What you will do: Write the data out again in full, with no departure from the original.

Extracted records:
+ + +

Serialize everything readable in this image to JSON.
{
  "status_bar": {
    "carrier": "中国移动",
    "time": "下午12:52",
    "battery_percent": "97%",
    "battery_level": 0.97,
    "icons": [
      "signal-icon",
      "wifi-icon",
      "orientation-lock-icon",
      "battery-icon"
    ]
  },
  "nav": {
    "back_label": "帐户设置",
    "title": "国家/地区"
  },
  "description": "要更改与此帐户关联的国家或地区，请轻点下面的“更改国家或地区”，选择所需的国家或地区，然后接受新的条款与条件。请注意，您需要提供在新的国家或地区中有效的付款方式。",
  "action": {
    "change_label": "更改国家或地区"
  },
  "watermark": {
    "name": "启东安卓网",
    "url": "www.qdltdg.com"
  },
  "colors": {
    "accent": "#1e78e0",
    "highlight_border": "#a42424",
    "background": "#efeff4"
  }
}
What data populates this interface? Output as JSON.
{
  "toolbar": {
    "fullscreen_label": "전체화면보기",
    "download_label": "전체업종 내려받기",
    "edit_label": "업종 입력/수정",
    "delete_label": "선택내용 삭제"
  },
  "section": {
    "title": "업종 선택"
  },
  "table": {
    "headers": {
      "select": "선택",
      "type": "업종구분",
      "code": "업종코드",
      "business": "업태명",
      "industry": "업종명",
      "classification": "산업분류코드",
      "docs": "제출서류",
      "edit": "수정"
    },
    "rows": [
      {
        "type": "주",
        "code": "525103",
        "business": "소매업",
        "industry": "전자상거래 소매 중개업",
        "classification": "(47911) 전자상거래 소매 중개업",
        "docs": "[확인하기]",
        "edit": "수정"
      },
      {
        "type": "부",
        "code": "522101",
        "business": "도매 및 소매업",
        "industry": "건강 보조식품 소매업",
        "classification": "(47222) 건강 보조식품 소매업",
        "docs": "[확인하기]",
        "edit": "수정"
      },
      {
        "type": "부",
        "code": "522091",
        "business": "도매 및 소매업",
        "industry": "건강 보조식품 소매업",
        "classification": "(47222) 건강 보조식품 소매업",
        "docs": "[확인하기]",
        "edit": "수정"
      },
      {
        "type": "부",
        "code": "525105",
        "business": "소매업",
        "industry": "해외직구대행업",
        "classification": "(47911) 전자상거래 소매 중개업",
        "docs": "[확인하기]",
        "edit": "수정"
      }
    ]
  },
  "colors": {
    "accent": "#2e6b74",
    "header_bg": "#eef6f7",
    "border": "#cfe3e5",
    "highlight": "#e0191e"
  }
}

+ + +

Result:
Serialize everything readable in this image to JSON.
{
  "status_bar": {
    "carrier": "中国移动",
    "time": "下午12:52",
    "battery_percent": "97%",
    "battery_level": 0.97,
    "icons": [
      "signal-icon",
      "wifi-icon",
      "orientation-lock-icon",
      "battery-icon"
    ]
  },
  "nav": {
    "back_label": "帐户设置",
    "title": "国家/地区"
  },
  "description": "要更改与此帐户关联的国家或地区，请轻点下面的“更改国家或地区”，选择所需的国家或地区，然后接受新的条款与条件。请注意，您需要提供在新的国家或地区中有效的付款方式。",
  "action": {
    "change_label": "更改国家或地区"
  },
  "watermark": {
    "name": "启东安卓网",
    "url": "www.qdltdg.com"
  },
  "colors": {
    "accent": "#1e78e0",
    "highlight_border": "#a42424",
    "background": "#efeff4"
  }
}
What data populates this interface? Output as JSON.
{
  "toolbar": {
    "fullscreen_label": "전체화면보기",
    "download_label": "전체업종 내려받기",
    "edit_label": "업종 입력/수정",
    "delete_label": "선택내용 삭제"
  },
  "section": {
    "title": "업종 선택"
  },
  "table": {
    "headers": {
      "select": "선택",
      "type": "업종구분",
      "code": "업종코드",
      "business": "업태명",
      "industry": "업종명",
      "classification": "산업분류코드",
      "docs": "제출서류",
      "edit": "수정"
    },
    "rows": [
      {
        "type": "주",
        "code": "525103",
        "business": "소매업",
        "industry": "전자상거래 소매 중개업",
        "classification": "(47911) 전자상거래 소매 중개업",
        "docs": "[확인하기]",
        "edit": "수정"
      },
      {
        "type": "부",
        "code": "522101",
        "business": "도매 및 소매업",
        "industry": "건강 보조식품 소매업",
        "classification": "(47222) 건강 보조식품 소매업",
        "docs": "[확인하기]",
        "edit": "수정"
      },
      {
        "type": "부",
        "code": "522091",
        "business": "도매 및 소매업",
        "industry": "건강 보조식품 소매업",
        "classification": "(47222) 건강 보조식품 소매업",
        "docs": "[확인하기]",
        "edit": "수정"
      },
      {
        "type": "부",
        "code": "525105",
        "business": "소매업",
        "industry": "해외직구대행업",
        "classification": "(47911) 전자상거래 소매 중개업",
        "docs": "[확인하기]",
        "edit": "수정"
      }
    ]
  },
  "colors": {
    "accent": "#2e6b74",
    "header_bg": "#eef6f7",
    "border": "#cfe3e5",
    "highlight": "#e0191e"
  }
}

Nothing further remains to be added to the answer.